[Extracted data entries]
────

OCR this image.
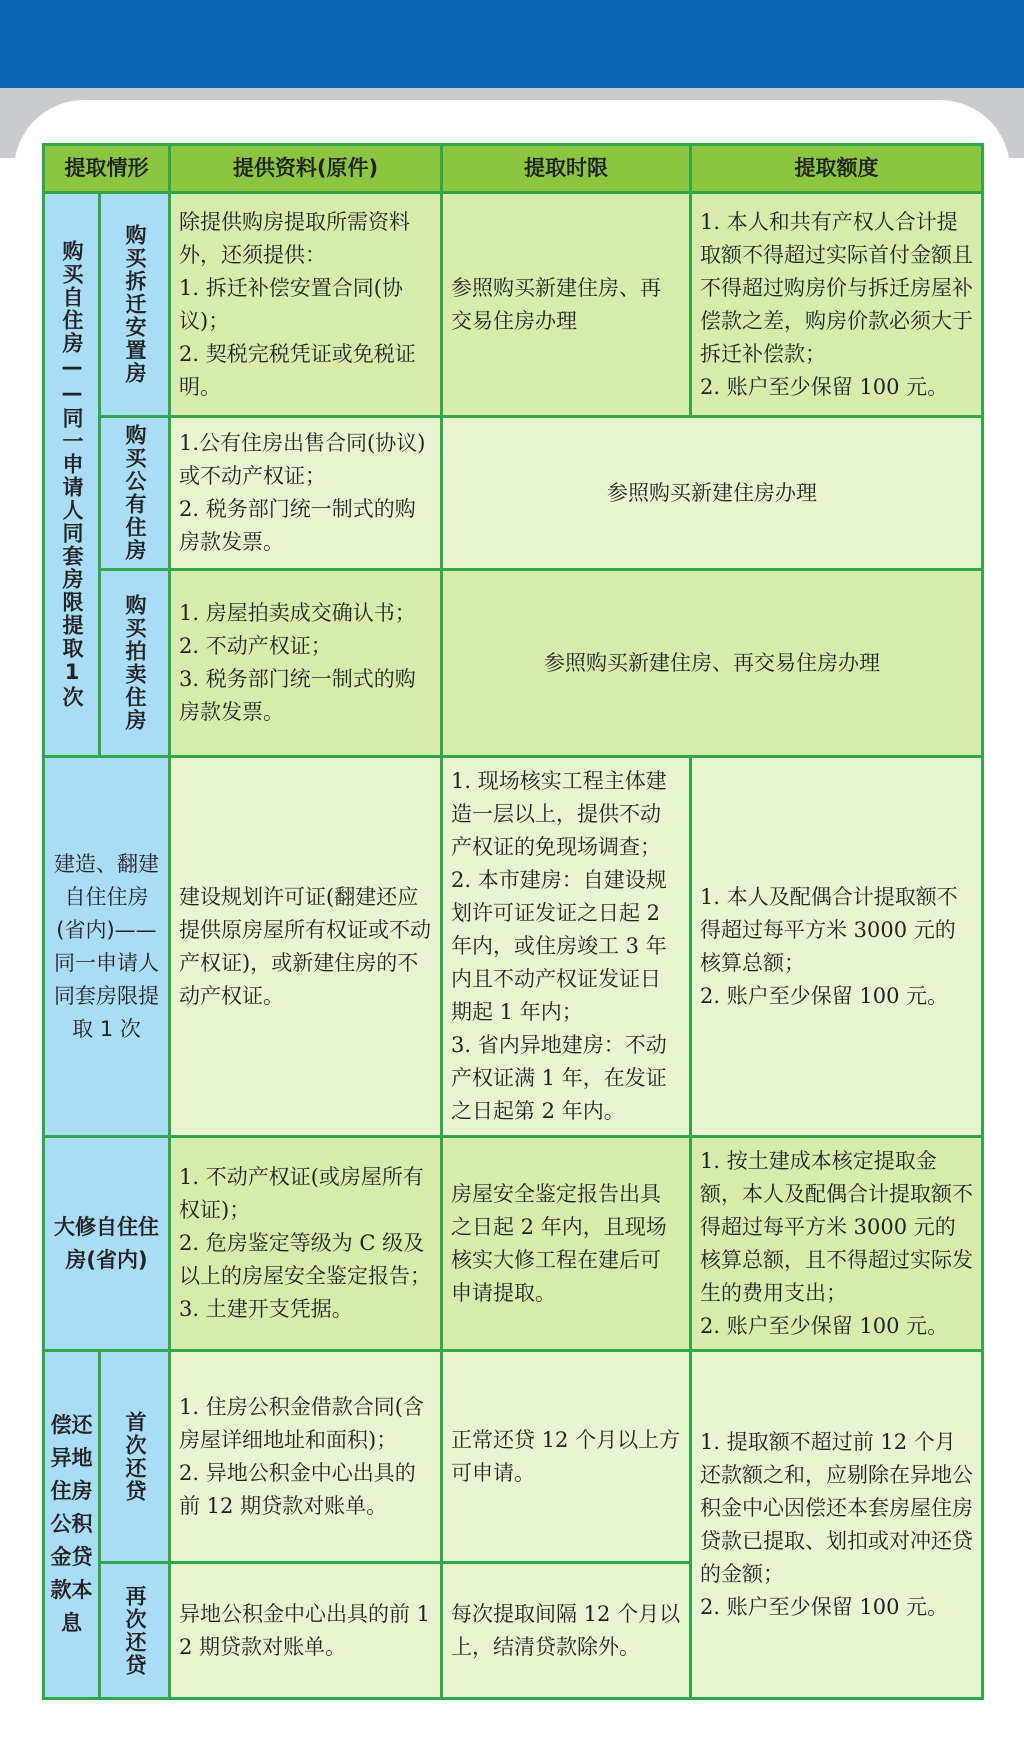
提取情形		提供资料(原件)	提取时限	提取额度

购买自住房——同一申请人同套房限提取1次	购买拆迁安置房	除提供购房提取所需资料外，还须提供：
1. 拆迁补偿安置合同(协议)；
2. 契税完税凭证或免税证明。	参照购买新建住房、再交易住房办理	1. 本人和共有产权人合计提取额不得超过实际首付金额且不得超过购房价与拆迁房屋补偿款之差，购房价款必须大于拆迁补偿款；
2. 账户至少保留 100 元。

	购买公有住房	1.公有住房出售合同(协议)或不动产权证；
2. 税务部门统一制式的购房款发票。	参照购买新建住房办理	

	购买拍卖住房	1. 房屋拍卖成交确认书；
2. 不动产权证；
3. 税务部门统一制式的购房款发票。	参照购买新建住房、再交易住房办理	
建造、翻建自住住房(省内)——同一申请人同套房限提取 1 次		建设规划许可证(翻建还应提供原房屋所有权证或不动产权证)，或新建住房的不动产权证。	1. 现场核实工程主体建造一层以上，提供不动产权证的免现场调查；
2. 本市建房：自建设规划许可证发证之日起 2 年内，或住房竣工 3 年内且不动产权证发证日期起 1 年内；
3. 省内异地建房：不动产权证满 1 年，在发证之日起第 2 年内。	1. 本人及配偶合计提取额不得超过每平方米 3000 元的核算总额；
2. 账户至少保留 100 元。
大修自住住房(省内)		1. 不动产权证(或房屋所有权证)；
2. 危房鉴定等级为 C 级及以上的房屋安全鉴定报告；
3. 土建开支凭据。	房屋安全鉴定报告出具之日起 2 年内，且现场核实大修工程在建后可申请提取。	1. 按土建成本核定提取金额，本人及配偶合计提取额不得超过每平方米 3000 元的核算总额，且不得超过实际发生的费用支出；
2. 账户至少保留 100 元。
偿还异地住房公积金贷款本息	首次还贷	1. 住房公积金借款合同(含房屋详细地址和面积)；
2. 异地公积金中心出具的前 12 期贷款对账单。	正常还贷 12 个月以上方可申请。	1. 提取额不超过前 12 个月还款额之和，应剔除在异地公积金中心因偿还本套房屋住房贷款已提取、划扣或对冲还贷的金额；
2. 账户至少保留 100 元。

	再次还贷	异地公积金中心出具的前 12 期贷款对账单。	每次提取间隔 12 个月以上，结清贷款除外。	
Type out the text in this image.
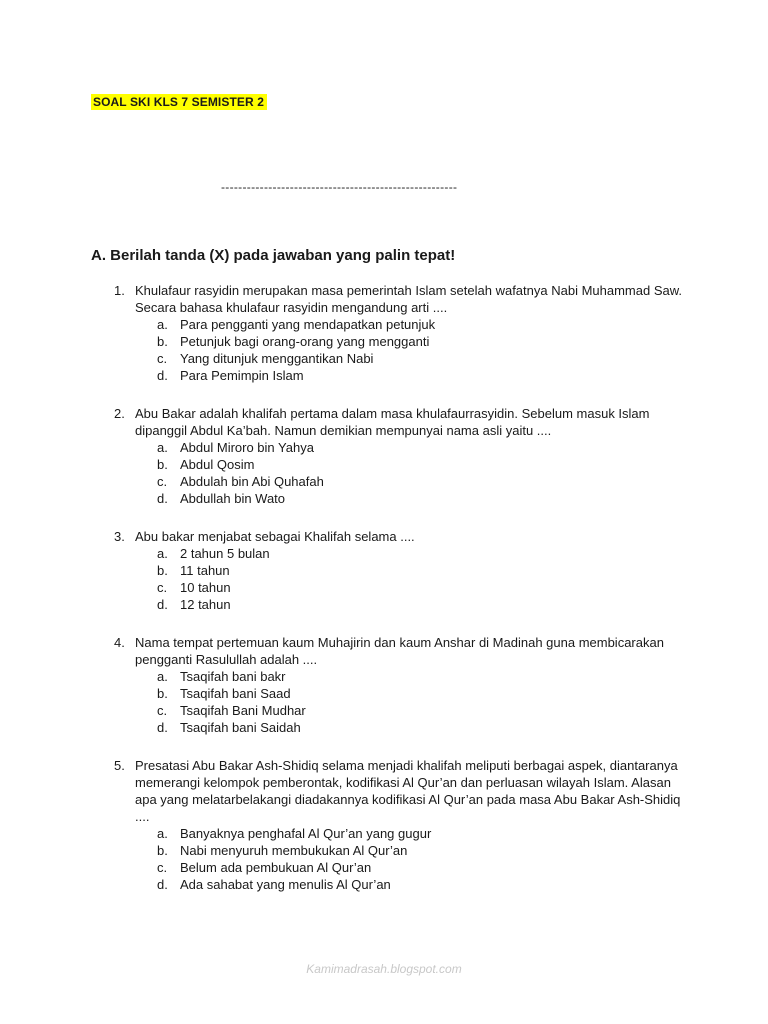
SOAL SKI KLS 7 SEMISTER 2
-------------------------------------------------------
A. Berilah tanda (X) pada jawaban yang palin tepat!
1. Khulafaur rasyidin merupakan masa pemerintah Islam setelah wafatnya Nabi Muhammad Saw. Secara bahasa khulafaur rasyidin mengandung arti ....
a. Para pengganti yang mendapatkan petunjuk
b. Petunjuk bagi orang-orang yang mengganti
c. Yang ditunjuk menggantikan Nabi
d. Para Pemimpin Islam
2. Abu Bakar adalah khalifah pertama dalam masa khulafaurrasyidin. Sebelum masuk Islam dipanggil Abdul Ka’bah. Namun demikian mempunyai nama asli yaitu ....
a. Abdul Miroro bin Yahya
b. Abdul Qosim
c. Abdulah bin Abi Quhafah
d. Abdullah bin Wato
3. Abu bakar menjabat sebagai Khalifah selama ....
a. 2 tahun 5 bulan
b. 11 tahun
c. 10 tahun
d. 12 tahun
4. Nama tempat pertemuan kaum Muhajirin dan kaum Anshar di Madinah guna membicarakan pengganti Rasulullah adalah ....
a. Tsaqifah bani bakr
b. Tsaqifah bani Saad
c. Tsaqifah Bani Mudhar
d. Tsaqifah bani Saidah
5. Presatasi Abu Bakar Ash-Shidiq selama menjadi khalifah meliputi berbagai aspek, diantaranya memerangi kelompok pemberontak, kodifikasi Al Qur’an dan perluasan wilayah Islam. Alasan apa yang melatarbelakangi diadakannya kodifikasi Al Qur’an pada masa Abu Bakar Ash-Shidiq ....
a. Banyaknya penghafal Al Qur’an yang gugur
b. Nabi menyuruh membukukan Al Qur’an
c. Belum ada pembukuan Al Qur’an
d. Ada sahabat yang menulis Al Qur’an
Kamimadrasah.blogspot.com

────

Brief: Isolate the lines that hold the word "Tsaqifah" and copy all of them.

Right answer:
a. Tsaqifah bani bakr
b. Tsaqifah bani Saad
c. Tsaqifah Bani Mudhar
d. Tsaqifah bani Saidah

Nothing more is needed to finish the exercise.